--- START ---

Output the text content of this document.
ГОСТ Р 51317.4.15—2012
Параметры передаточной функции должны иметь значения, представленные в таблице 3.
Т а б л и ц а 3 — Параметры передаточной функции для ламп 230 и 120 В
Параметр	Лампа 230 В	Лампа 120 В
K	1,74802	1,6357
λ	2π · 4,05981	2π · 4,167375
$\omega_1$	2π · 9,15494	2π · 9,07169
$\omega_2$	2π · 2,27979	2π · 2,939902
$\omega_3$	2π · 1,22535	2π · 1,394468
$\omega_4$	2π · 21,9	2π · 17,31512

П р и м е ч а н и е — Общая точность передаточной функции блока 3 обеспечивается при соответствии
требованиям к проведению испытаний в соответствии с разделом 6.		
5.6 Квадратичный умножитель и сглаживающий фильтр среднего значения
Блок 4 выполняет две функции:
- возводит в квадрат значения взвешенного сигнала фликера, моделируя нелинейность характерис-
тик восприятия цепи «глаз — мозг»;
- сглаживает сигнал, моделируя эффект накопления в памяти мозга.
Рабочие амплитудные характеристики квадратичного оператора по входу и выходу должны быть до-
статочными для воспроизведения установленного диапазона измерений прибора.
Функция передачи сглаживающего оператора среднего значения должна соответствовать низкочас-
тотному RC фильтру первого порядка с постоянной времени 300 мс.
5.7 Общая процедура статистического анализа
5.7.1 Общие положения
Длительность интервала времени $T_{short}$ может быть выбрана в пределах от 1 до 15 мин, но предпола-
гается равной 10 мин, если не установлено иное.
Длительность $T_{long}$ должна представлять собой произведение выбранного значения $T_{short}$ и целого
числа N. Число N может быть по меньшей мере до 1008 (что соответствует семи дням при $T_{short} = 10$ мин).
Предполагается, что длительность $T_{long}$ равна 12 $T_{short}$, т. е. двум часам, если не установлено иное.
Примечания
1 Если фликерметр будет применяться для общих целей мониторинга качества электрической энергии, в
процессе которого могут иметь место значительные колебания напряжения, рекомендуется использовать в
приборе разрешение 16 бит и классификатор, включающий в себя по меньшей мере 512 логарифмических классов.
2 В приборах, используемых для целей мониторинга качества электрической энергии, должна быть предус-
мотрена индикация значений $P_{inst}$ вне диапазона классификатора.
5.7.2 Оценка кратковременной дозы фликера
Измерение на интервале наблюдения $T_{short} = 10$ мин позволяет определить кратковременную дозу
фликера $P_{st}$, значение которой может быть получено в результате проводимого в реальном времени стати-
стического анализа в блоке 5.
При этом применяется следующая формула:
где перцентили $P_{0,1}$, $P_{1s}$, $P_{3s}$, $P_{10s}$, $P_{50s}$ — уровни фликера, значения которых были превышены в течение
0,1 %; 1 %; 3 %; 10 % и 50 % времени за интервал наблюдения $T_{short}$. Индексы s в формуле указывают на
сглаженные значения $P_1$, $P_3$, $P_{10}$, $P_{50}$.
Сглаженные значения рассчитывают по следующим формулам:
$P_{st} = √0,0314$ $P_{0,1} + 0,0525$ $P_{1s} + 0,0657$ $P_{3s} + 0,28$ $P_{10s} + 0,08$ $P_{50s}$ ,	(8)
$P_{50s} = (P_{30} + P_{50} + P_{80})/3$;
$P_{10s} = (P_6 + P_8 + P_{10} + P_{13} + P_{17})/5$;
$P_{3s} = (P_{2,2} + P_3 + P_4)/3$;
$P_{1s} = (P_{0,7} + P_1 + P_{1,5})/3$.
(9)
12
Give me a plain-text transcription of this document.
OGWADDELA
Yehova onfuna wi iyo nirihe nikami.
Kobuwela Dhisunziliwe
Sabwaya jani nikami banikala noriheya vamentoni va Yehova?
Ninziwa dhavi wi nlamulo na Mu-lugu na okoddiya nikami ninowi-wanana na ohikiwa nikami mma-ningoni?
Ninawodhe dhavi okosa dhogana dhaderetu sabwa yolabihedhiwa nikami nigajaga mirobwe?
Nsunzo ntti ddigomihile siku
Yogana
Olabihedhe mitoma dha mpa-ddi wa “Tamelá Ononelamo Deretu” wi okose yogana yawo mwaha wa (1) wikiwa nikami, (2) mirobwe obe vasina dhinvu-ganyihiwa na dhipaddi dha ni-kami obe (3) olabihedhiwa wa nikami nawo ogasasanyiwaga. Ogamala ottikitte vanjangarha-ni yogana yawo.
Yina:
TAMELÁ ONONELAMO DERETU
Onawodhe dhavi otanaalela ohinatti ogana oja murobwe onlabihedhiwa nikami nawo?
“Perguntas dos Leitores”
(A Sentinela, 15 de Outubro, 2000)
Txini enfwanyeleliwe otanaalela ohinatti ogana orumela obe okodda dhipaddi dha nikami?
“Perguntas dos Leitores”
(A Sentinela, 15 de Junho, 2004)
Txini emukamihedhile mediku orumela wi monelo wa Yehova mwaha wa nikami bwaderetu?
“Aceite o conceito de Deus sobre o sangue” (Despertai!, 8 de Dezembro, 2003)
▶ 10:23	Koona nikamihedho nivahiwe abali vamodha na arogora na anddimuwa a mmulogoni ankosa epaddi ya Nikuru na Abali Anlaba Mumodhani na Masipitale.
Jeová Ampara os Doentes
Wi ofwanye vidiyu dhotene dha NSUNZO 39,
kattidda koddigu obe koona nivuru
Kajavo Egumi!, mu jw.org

--- END ---

Given instruction: Repeat precisely the lines of the data starting at the one containing "Give me a plain-text", last line included.

Complete output:
Give me a plain-text transcription of this document.
OGWADDELA
Yehova onfuna wi iyo nirihe nikami.
Kobuwela Dhisunziliwe
Sabwaya jani nikami banikala noriheya vamentoni va Yehova?
Ninziwa dhavi wi nlamulo na Mu-lugu na okoddiya nikami ninowi-wanana na ohikiwa nikami mma-ningoni?
Ninawodhe dhavi okosa dhogana dhaderetu sabwa yolabihedhiwa nikami nigajaga mirobwe?
Nsunzo ntti ddigomihile siku
Yogana
Olabihedhe mitoma dha mpa-ddi wa “Tamelá Ononelamo Deretu” wi okose yogana yawo mwaha wa (1) wikiwa nikami, (2) mirobwe obe vasina dhinvu-ganyihiwa na dhipaddi dha ni-kami obe (3) olabihedhiwa wa nikami nawo ogasasanyiwaga. Ogamala ottikitte vanjangarha-ni yogana yawo.
Yina:
TAMELÁ ONONELAMO DERETU
Onawodhe dhavi otanaalela ohinatti ogana oja murobwe onlabihedhiwa nikami nawo?
“Perguntas dos Leitores”
(A Sentinela, 15 de Outubro, 2000)
Txini enfwanyeleliwe otanaalela ohinatti ogana orumela obe okodda dhipaddi dha nikami?
“Perguntas dos Leitores”
(A Sentinela, 15 de Junho, 2004)
Txini emukamihedhile mediku orumela wi monelo wa Yehova mwaha wa nikami bwaderetu?
“Aceite o conceito de Deus sobre o sangue” (Despertai!, 8 de Dezembro, 2003)
▶ 10:23	Koona nikamihedho nivahiwe abali vamodha na arogora na anddimuwa a mmulogoni ankosa epaddi ya Nikuru na Abali Anlaba Mumodhani na Masipitale.
Jeová Ampara os Doentes
Wi ofwanye vidiyu dhotene dha NSUNZO 39,
kattidda koddigu obe koona nivuru
Kajavo Egumi!, mu jw.org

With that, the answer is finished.